Problem details: Below are some records: retype them all exactly, but not the pictures.
** Start of Given records **
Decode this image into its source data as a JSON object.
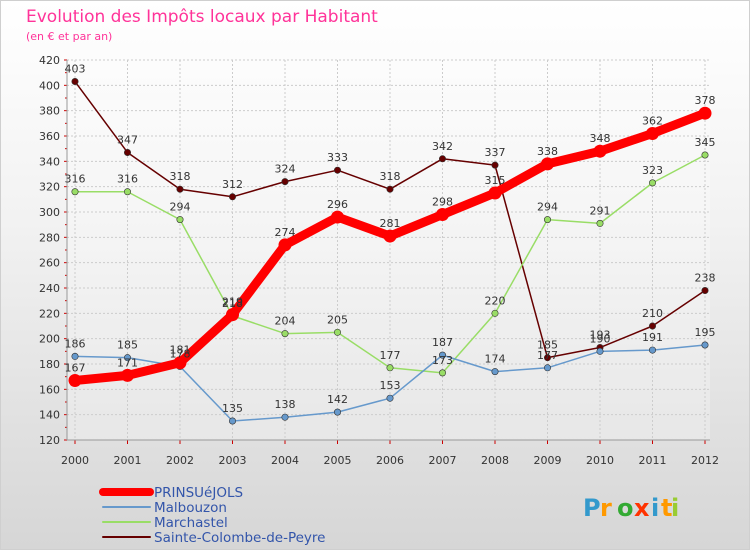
{
  "chart_data": {
    "type": "line",
    "title": "Evolution des Impôts locaux par Habitant",
    "subtitle": "(en € et par an)",
    "xlabel": "",
    "ylabel": "",
    "categories": [
      "2000",
      "2001",
      "2002",
      "2003",
      "2004",
      "2005",
      "2006",
      "2007",
      "2008",
      "2009",
      "2010",
      "2011",
      "2012"
    ],
    "ylim": [
      120,
      420
    ],
    "yticks": [
      120,
      140,
      160,
      180,
      200,
      220,
      240,
      260,
      280,
      300,
      320,
      340,
      360,
      380,
      400,
      420
    ],
    "grid": true,
    "legend_position": "bottom-left",
    "series": [
      {
        "name": "PRINSUéJOLS",
        "color": "#ff0000",
        "values": [
          167,
          171,
          181,
          219,
          274,
          296,
          281,
          298,
          315,
          338,
          348,
          362,
          378
        ],
        "labels": [
          "167",
          "171",
          "181",
          "219",
          "274",
          "296",
          "281",
          "298",
          "315",
          "338",
          "348",
          "362",
          "378"
        ]
      },
      {
        "name": "Malbouzon",
        "color": "#6699cc",
        "values": [
          186,
          185,
          178,
          135,
          138,
          142,
          153,
          187,
          174,
          177,
          190,
          191,
          195
        ],
        "labels": [
          "186",
          "185",
          "178",
          "135",
          "138",
          "142",
          "153",
          "187",
          "174",
          "177",
          "190",
          "191",
          "195"
        ]
      },
      {
        "name": "Marchastel",
        "color": "#99dd66",
        "values": [
          316,
          316,
          294,
          218,
          204,
          205,
          177,
          173,
          220,
          294,
          291,
          323,
          345
        ],
        "labels": [
          "316",
          "316",
          "294",
          "218",
          "204",
          "205",
          "177",
          "173",
          "220",
          "294",
          "291",
          "323",
          "345"
        ]
      },
      {
        "name": "Sainte-Colombe-de-Peyre",
        "color": "#660000",
        "values": [
          403,
          347,
          318,
          312,
          324,
          333,
          318,
          342,
          337,
          185,
          193,
          210,
          238
        ],
        "labels": [
          "403",
          "347",
          "318",
          "312",
          "324",
          "333",
          "318",
          "342",
          "337",
          "185",
          "193",
          "210",
          "238"
        ]
      }
    ]
  },
  "watermark": "Proxiti"
}
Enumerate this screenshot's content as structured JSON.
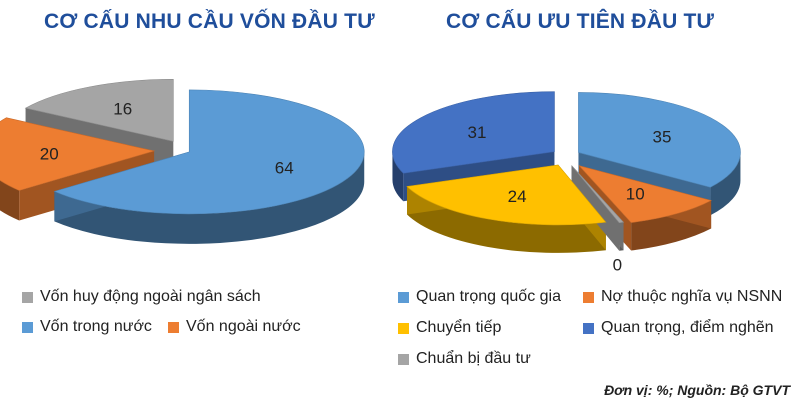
** End of Given records **
Solution for this problem:
Decode this image into its source data as a JSON object.
{
  "chart_data": {
    "type": "line",
    "title": "Evolution des Impôts locaux par Habitant",
    "subtitle": "(en € et par an)",
    "xlabel": "",
    "ylabel": "",
    "categories": [
      "2000",
      "2001",
      "2002",
      "2003",
      "2004",
      "2005",
      "2006",
      "2007",
      "2008",
      "2009",
      "2010",
      "2011",
      "2012"
    ],
    "ylim": [
      120,
      420
    ],
    "yticks": [
      120,
      140,
      160,
      180,
      200,
      220,
      240,
      260,
      280,
      300,
      320,
      340,
      360,
      380,
      400,
      420
    ],
    "grid": true,
    "legend_position": "bottom-left",
    "series": [
      {
        "name": "PRINSUéJOLS",
        "color": "#ff0000",
        "values": [
          167,
          171,
          181,
          219,
          274,
          296,
          281,
          298,
          315,
          338,
          348,
          362,
          378
        ],
        "labels": [
          "167",
          "171",
          "181",
          "219",
          "274",
          "296",
          "281",
          "298",
          "315",
          "338",
          "348",
          "362",
          "378"
        ]
      },
      {
        "name": "Malbouzon",
        "color": "#6699cc",
        "values": [
          186,
          185,
          178,
          135,
          138,
          142,
          153,
          187,
          174,
          177,
          190,
          191,
          195
        ],
        "labels": [
          "186",
          "185",
          "178",
          "135",
          "138",
          "142",
          "153",
          "187",
          "174",
          "177",
          "190",
          "191",
          "195"
        ]
      },
      {
        "name": "Marchastel",
        "color": "#99dd66",
        "values": [
          316,
          316,
          294,
          218,
          204,
          205,
          177,
          173,
          220,
          294,
          291,
          323,
          345
        ],
        "labels": [
          "316",
          "316",
          "294",
          "218",
          "204",
          "205",
          "177",
          "173",
          "220",
          "294",
          "291",
          "323",
          "345"
        ]
      },
      {
        "name": "Sainte-Colombe-de-Peyre",
        "color": "#660000",
        "values": [
          403,
          347,
          318,
          312,
          324,
          333,
          318,
          342,
          337,
          185,
          193,
          210,
          238
        ],
        "labels": [
          "403",
          "347",
          "318",
          "312",
          "324",
          "333",
          "318",
          "342",
          "337",
          "185",
          "193",
          "210",
          "238"
        ]
      }
    ]
  },
  "watermark": "Proxiti"
}
Enumerate this screenshot's content as structured JSON.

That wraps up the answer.